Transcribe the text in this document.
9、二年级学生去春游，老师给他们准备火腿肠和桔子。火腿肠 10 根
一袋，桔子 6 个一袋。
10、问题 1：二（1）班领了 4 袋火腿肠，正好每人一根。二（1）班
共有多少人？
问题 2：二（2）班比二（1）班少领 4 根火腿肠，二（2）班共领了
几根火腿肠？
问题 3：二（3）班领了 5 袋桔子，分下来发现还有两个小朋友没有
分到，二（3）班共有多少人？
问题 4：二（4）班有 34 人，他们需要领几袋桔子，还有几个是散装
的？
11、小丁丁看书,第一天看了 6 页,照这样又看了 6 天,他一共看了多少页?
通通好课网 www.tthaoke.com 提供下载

============================================================

_Exercise goal_: Your task is to repeat each line of the material exactly.

_Full solution_:
Transcribe the text in this document.
9、二年级学生去春游，老师给他们准备火腿肠和桔子。火腿肠 10 根
一袋，桔子 6 个一袋。
10、问题 1：二（1）班领了 4 袋火腿肠，正好每人一根。二（1）班
共有多少人？
问题 2：二（2）班比二（1）班少领 4 根火腿肠，二（2）班共领了
几根火腿肠？
问题 3：二（3）班领了 5 袋桔子，分下来发现还有两个小朋友没有
分到，二（3）班共有多少人？
问题 4：二（4）班有 34 人，他们需要领几袋桔子，还有几个是散装
的？
11、小丁丁看书,第一天看了 6 页,照这样又看了 6 天,他一共看了多少页?
通通好课网 www.tthaoke.com 提供下载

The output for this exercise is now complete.